» **Your objective**:
Print the complete set of entries exactly.

Entries from a dataset

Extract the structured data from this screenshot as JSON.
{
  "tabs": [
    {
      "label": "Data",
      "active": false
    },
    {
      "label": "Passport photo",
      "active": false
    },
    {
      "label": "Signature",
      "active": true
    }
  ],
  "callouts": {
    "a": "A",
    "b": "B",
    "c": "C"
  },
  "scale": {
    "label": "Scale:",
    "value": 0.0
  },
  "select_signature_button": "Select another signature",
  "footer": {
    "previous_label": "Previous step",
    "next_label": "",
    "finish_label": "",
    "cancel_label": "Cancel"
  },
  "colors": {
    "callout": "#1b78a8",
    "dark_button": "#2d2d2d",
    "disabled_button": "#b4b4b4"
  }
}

» **Exercise answer**:
Extract the structured data from this screenshot as JSON.
{
  "tabs": [
    {
      "label": "Data",
      "active": false
    },
    {
      "label": "Passport photo",
      "active": false
    },
    {
      "label": "Signature",
      "active": true
    }
  ],
  "callouts": {
    "a": "A",
    "b": "B",
    "c": "C"
  },
  "scale": {
    "label": "Scale:",
    "value": 0.0
  },
  "select_signature_button": "Select another signature",
  "footer": {
    "previous_label": "Previous step",
    "next_label": "",
    "finish_label": "",
    "cancel_label": "Cancel"
  },
  "colors": {
    "callout": "#1b78a8",
    "dark_button": "#2d2d2d",
    "disabled_button": "#b4b4b4"
  }
}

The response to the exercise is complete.